- **Exercise details**: Carry none of the pictures over; write out the complete data exactly.

** START Data provided **

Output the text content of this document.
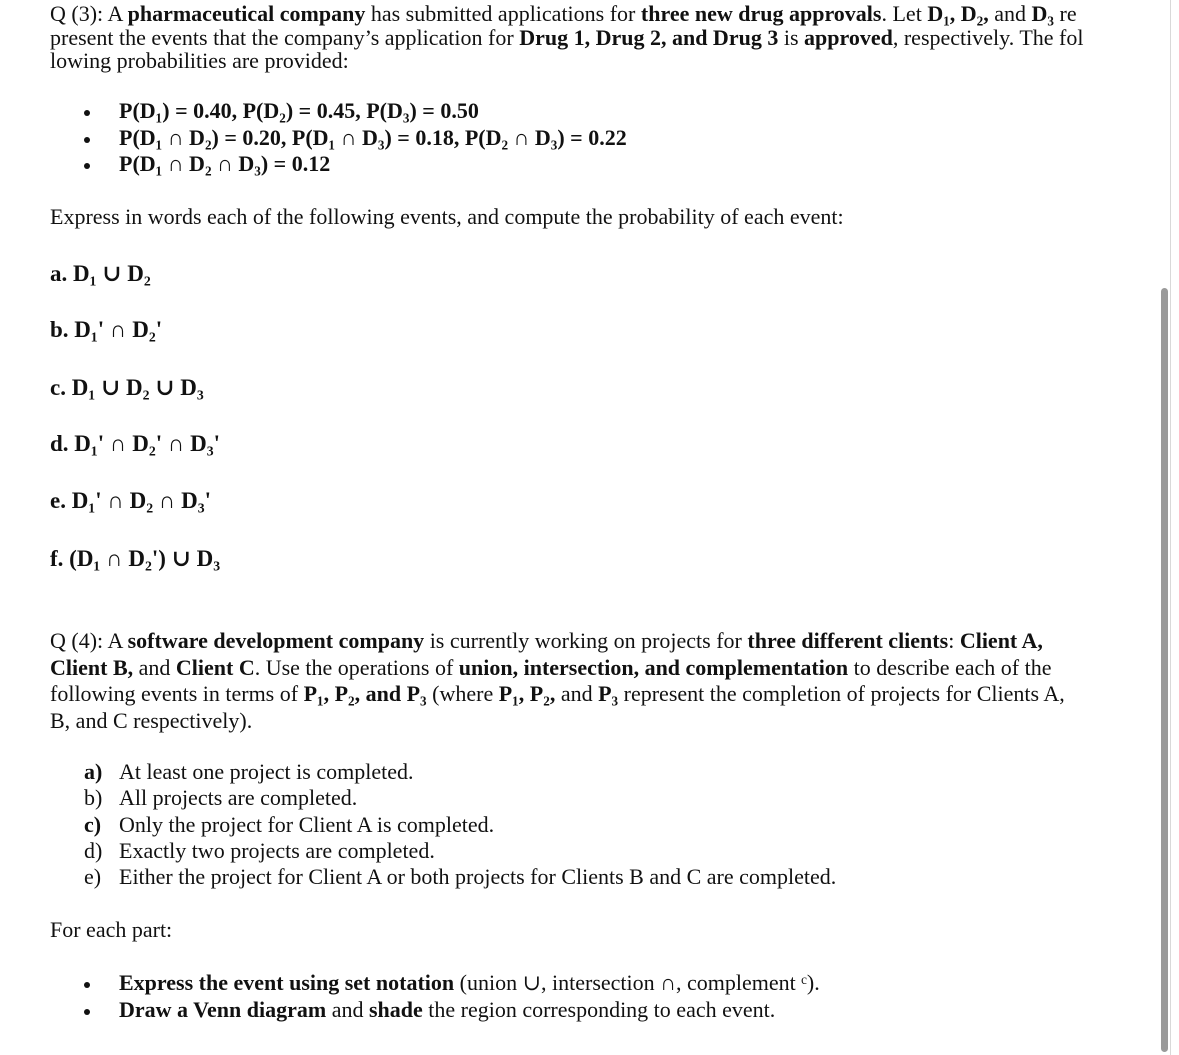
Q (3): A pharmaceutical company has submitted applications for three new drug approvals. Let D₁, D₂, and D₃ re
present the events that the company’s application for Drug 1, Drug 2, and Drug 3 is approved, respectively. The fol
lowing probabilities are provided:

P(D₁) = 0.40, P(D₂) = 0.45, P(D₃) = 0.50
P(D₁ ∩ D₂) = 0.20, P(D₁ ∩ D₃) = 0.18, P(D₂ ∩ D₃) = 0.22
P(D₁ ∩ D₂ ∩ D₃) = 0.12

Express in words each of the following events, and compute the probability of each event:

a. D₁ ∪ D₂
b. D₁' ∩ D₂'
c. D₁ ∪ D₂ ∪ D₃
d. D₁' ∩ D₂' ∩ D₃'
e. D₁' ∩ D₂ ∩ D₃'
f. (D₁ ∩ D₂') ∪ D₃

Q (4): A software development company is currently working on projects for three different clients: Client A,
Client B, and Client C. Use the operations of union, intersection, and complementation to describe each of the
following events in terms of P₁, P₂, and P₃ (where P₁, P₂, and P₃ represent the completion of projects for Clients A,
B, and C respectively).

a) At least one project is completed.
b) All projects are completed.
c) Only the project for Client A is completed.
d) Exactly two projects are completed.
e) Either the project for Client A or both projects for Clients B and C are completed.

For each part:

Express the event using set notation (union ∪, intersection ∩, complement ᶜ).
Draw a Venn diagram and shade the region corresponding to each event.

** END Data provided **

- **Written response**:
Output the text content of this document.
Q (3): A pharmaceutical company has submitted applications for three new drug approvals. Let D₁, D₂, and D₃ re
present the events that the company’s application for Drug 1, Drug 2, and Drug 3 is approved, respectively. The fol
lowing probabilities are provided:

P(D₁) = 0.40, P(D₂) = 0.45, P(D₃) = 0.50
P(D₁ ∩ D₂) = 0.20, P(D₁ ∩ D₃) = 0.18, P(D₂ ∩ D₃) = 0.22
P(D₁ ∩ D₂ ∩ D₃) = 0.12

Express in words each of the following events, and compute the probability of each event:

a. D₁ ∪ D₂
b. D₁' ∩ D₂'
c. D₁ ∪ D₂ ∪ D₃
d. D₁' ∩ D₂' ∩ D₃'
e. D₁' ∩ D₂ ∩ D₃'
f. (D₁ ∩ D₂') ∪ D₃

Q (4): A software development company is currently working on projects for three different clients: Client A,
Client B, and Client C. Use the operations of union, intersection, and complementation to describe each of the
following events in terms of P₁, P₂, and P₃ (where P₁, P₂, and P₃ represent the completion of projects for Clients A,
B, and C respectively).

a) At least one project is completed.
b) All projects are completed.
c) Only the project for Client A is completed.
d) Exactly two projects are completed.
e) Either the project for Client A or both projects for Clients B and C are completed.

For each part:

Express the event using set notation (union ∪, intersection ∩, complement ᶜ).
Draw a Venn diagram and shade the region corresponding to each event.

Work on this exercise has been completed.